> _TASK REQUIREMENTS_: In the entries that follow, how many lines contain the word "annotation"? Answer with the number only.

□ □ □ □ □

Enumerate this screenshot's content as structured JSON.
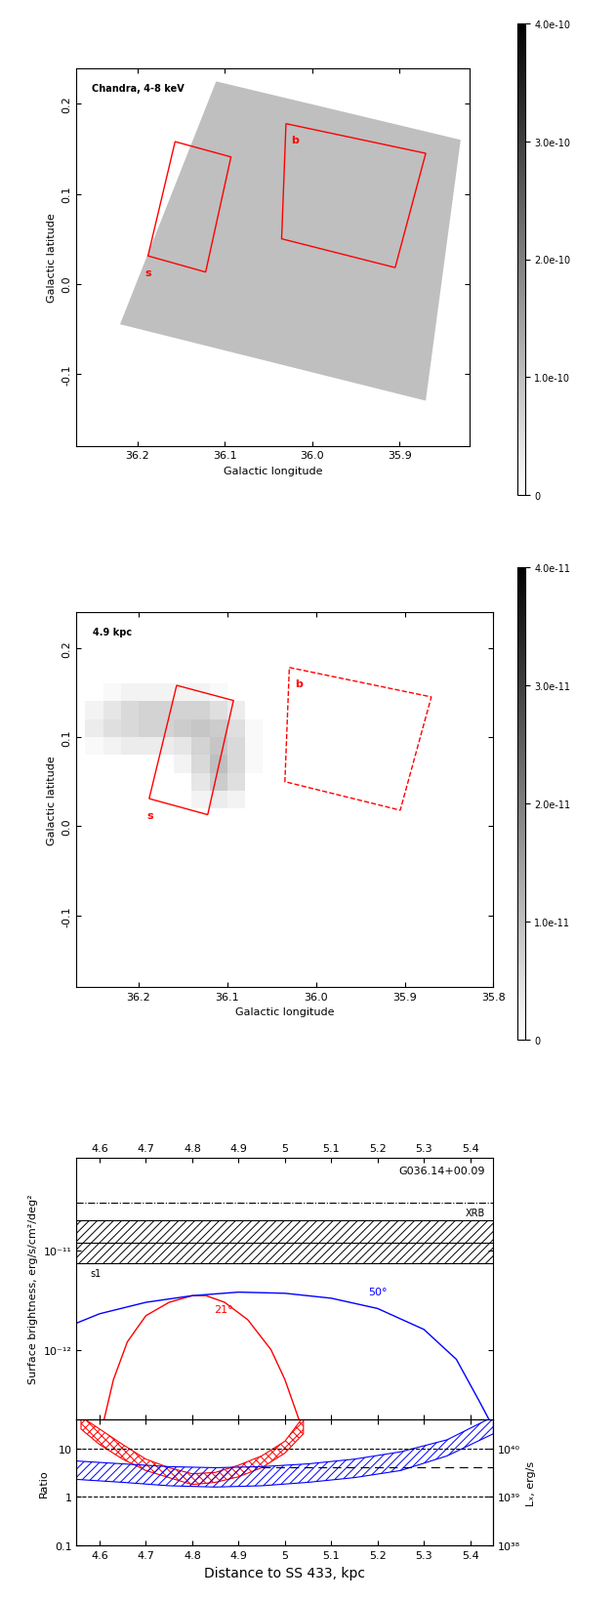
{
  "chart_data": [
    {
      "type": "image",
      "annotation": "Chandra, 4-8 keV",
      "xlabel": "Galactic longitude",
      "ylabel": "Galactic latitude",
      "xlim": [
        36.27,
        35.82
      ],
      "ylim": [
        -0.18,
        0.24
      ],
      "xticks": [
        36.2,
        36.1,
        {
          "value": 36.0,
          "label": "36.0"
        },
        35.9
      ],
      "yticks": [
        -0.1,
        {
          "value": 0,
          "label": "0.0"
        },
        0.1,
        0.2
      ],
      "footprint": {
        "corners": [
          [
            36.11,
            0.225
          ],
          [
            35.83,
            0.16
          ],
          [
            35.87,
            -0.13
          ],
          [
            36.22,
            -0.045
          ]
        ],
        "value": 1e-10
      },
      "regions": [
        {
          "name": "s",
          "color": "red",
          "line_style": "solid",
          "corners": [
            [
              36.157,
              0.158
            ],
            [
              36.093,
              0.141
            ],
            [
              36.122,
              0.013
            ],
            [
              36.188,
              0.031
            ]
          ]
        },
        {
          "name": "b",
          "color": "red",
          "line_style": "solid",
          "corners": [
            [
              36.03,
              0.178
            ],
            [
              35.87,
              0.145
            ],
            [
              35.905,
              0.018
            ],
            [
              36.035,
              0.05
            ]
          ]
        }
      ],
      "colorbar": {
        "range": [
          0,
          4e-10
        ],
        "ticks": [
          0,
          {
            "value": 1e-10,
            "label": "1.0e-10"
          },
          {
            "value": 2e-10,
            "label": "2.0e-10"
          },
          {
            "value": 3e-10,
            "label": "3.0e-10"
          },
          {
            "value": 4e-10,
            "label": "4.0e-10"
          }
        ]
      }
    },
    {
      "type": "image",
      "annotation": "4.9 kpc",
      "xlabel": "Galactic longitude",
      "ylabel": "Galactic latitude",
      "xlim": [
        36.27,
        35.8
      ],
      "ylim": [
        -0.18,
        0.24
      ],
      "xticks": [
        36.2,
        36.1,
        {
          "value": 36.0,
          "label": "36.0"
        },
        35.9,
        35.8
      ],
      "yticks": [
        -0.1,
        {
          "value": 0,
          "label": "0.0"
        },
        0.1,
        0.2
      ],
      "cells": {
        "x_edges": [
          36.26,
          36.24,
          36.22,
          36.2,
          36.18,
          36.16,
          36.14,
          36.12,
          36.1,
          36.08,
          36.06
        ],
        "y_edges": [
          0.02,
          0.04,
          0.06,
          0.08,
          0.1,
          0.12,
          0.14,
          0.16
        ],
        "values": [
          [
            0,
            0,
            0,
            0,
            0,
            0,
            2e-12,
            3e-12,
            2e-12,
            0
          ],
          [
            0,
            0,
            0,
            0,
            0,
            0,
            4e-12,
            8e-12,
            5e-12,
            0
          ],
          [
            0,
            0,
            0,
            0,
            0,
            2e-12,
            6e-12,
            1e-11,
            6e-12,
            1e-12
          ],
          [
            1e-12,
            2e-12,
            3e-12,
            3e-12,
            3e-12,
            4e-12,
            7e-12,
            9e-12,
            6e-12,
            1e-12
          ],
          [
            3e-12,
            5e-12,
            6e-12,
            7e-12,
            7e-12,
            8e-12,
            9e-12,
            8e-12,
            5e-12,
            1e-12
          ],
          [
            2e-12,
            4e-12,
            6e-12,
            7e-12,
            7e-12,
            7e-12,
            7e-12,
            5e-12,
            3e-12,
            0
          ],
          [
            0,
            1e-12,
            2e-12,
            2e-12,
            2e-12,
            2e-12,
            2e-12,
            1e-12,
            0,
            0
          ]
        ]
      },
      "regions": [
        {
          "name": "s",
          "color": "red",
          "line_style": "solid",
          "corners": [
            [
              36.157,
              0.158
            ],
            [
              36.093,
              0.141
            ],
            [
              36.122,
              0.013
            ],
            [
              36.188,
              0.031
            ]
          ]
        },
        {
          "name": "b",
          "color": "red",
          "line_style": "dashed",
          "corners": [
            [
              36.03,
              0.178
            ],
            [
              35.87,
              0.145
            ],
            [
              35.905,
              0.018
            ],
            [
              36.035,
              0.05
            ]
          ]
        }
      ],
      "colorbar": {
        "range": [
          0,
          4e-11
        ],
        "ticks": [
          0,
          {
            "value": 1e-11,
            "label": "1.0e-11"
          },
          {
            "value": 2e-11,
            "label": "2.0e-11"
          },
          {
            "value": 3e-11,
            "label": "3.0e-11"
          },
          {
            "value": 4e-11,
            "label": "4.0e-11"
          }
        ]
      }
    },
    {
      "type": "line",
      "annotation": "G036.14+00.09",
      "log": "y",
      "ylabel": "Surface brightness, erg/s/cm²/deg²",
      "xlim": [
        4.55,
        5.45
      ],
      "xticks": [
        4.6,
        4.7,
        4.8,
        4.9,
        5,
        5.1,
        5.2,
        5.3,
        5.4
      ],
      "ylim": [
        2e-13,
        8.5e-11
      ],
      "yticks": [
        {
          "value": 1e-12,
          "label": "10⁻¹²"
        },
        {
          "value": 1e-11,
          "label": "10⁻¹¹"
        }
      ],
      "reference_line": {
        "name": "XRB",
        "value": 3e-11,
        "line_style": "dashdot",
        "color": "black"
      },
      "band": {
        "name": "s1",
        "lower": 7.5e-12,
        "upper": 2e-11,
        "center": 1.2e-11,
        "color": "black"
      },
      "series": [
        {
          "name": "21°",
          "color": "red",
          "x": [
            4.61,
            4.63,
            4.66,
            4.7,
            4.75,
            4.8,
            4.83,
            4.87,
            4.92,
            4.97,
            5.0,
            5.03
          ],
          "values": [
            2e-13,
            5e-13,
            1.2e-12,
            2.2e-12,
            3e-12,
            3.5e-12,
            3.5e-12,
            3e-12,
            2e-12,
            1e-12,
            5e-13,
            2e-13
          ]
        },
        {
          "name": "50°",
          "color": "blue",
          "x": [
            4.55,
            4.6,
            4.7,
            4.8,
            4.9,
            5.0,
            5.1,
            5.2,
            5.3,
            5.37,
            5.42,
            5.44
          ],
          "values": [
            1.85e-12,
            2.3e-12,
            3e-12,
            3.5e-12,
            3.8e-12,
            3.7e-12,
            3.3e-12,
            2.6e-12,
            1.6e-12,
            8e-13,
            3e-13,
            2e-13
          ]
        }
      ]
    },
    {
      "type": "area",
      "log": "y",
      "xlabel": "Distance to SS 433, kpc",
      "ylabel": "Ratio",
      "y2label": "Lₓ, erg/s",
      "xlim": [
        4.55,
        5.45
      ],
      "xticks": [
        4.6,
        4.7,
        4.8,
        4.9,
        5,
        5.1,
        5.2,
        5.3,
        5.4
      ],
      "ylim": [
        0.1,
        40
      ],
      "yticks": [
        0.1,
        1,
        10
      ],
      "y2lim": [
        1e+38,
        4e+40
      ],
      "y2ticks": [
        {
          "value": 1e+38,
          "label": "10³⁸"
        },
        {
          "value": 1e+39,
          "label": "10³⁹"
        },
        {
          "value": 1e+40,
          "label": "10⁴⁰"
        }
      ],
      "reference_lines": [
        {
          "value": 1,
          "line_style": "dashed"
        },
        {
          "value": 10,
          "line_style": "dashed"
        },
        {
          "value": 4,
          "line_style": "dashed",
          "xrange": [
            4.95,
            5.45
          ]
        }
      ],
      "series": [
        {
          "color": "red",
          "marker": "cross",
          "x": [
            4.56,
            4.6,
            4.65,
            4.7,
            4.75,
            4.8,
            4.85,
            4.9,
            4.95,
            5.0,
            5.04
          ],
          "lower": [
            25,
            12,
            6,
            3.5,
            2.5,
            1.8,
            2.0,
            2.6,
            4,
            8,
            20
          ],
          "upper": [
            45,
            25,
            12,
            6,
            4,
            3,
            3.2,
            4.5,
            7,
            14,
            45
          ]
        },
        {
          "color": "blue",
          "marker": "diagonal",
          "x": [
            4.55,
            4.65,
            4.75,
            4.85,
            4.95,
            5.05,
            5.15,
            5.25,
            5.35,
            5.45
          ],
          "lower": [
            2.3,
            2.0,
            1.7,
            1.6,
            1.7,
            2.0,
            2.5,
            3.5,
            7,
            20
          ],
          "upper": [
            5.5,
            4.8,
            4.2,
            4.0,
            4.2,
            4.8,
            6,
            8.5,
            15,
            45
          ]
        }
      ]
    }
  ]
}
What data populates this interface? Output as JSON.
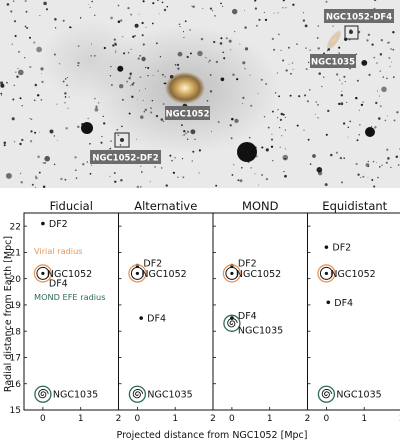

□ □ □ □ □

> _RESPONSE TO THIS TASK_: 3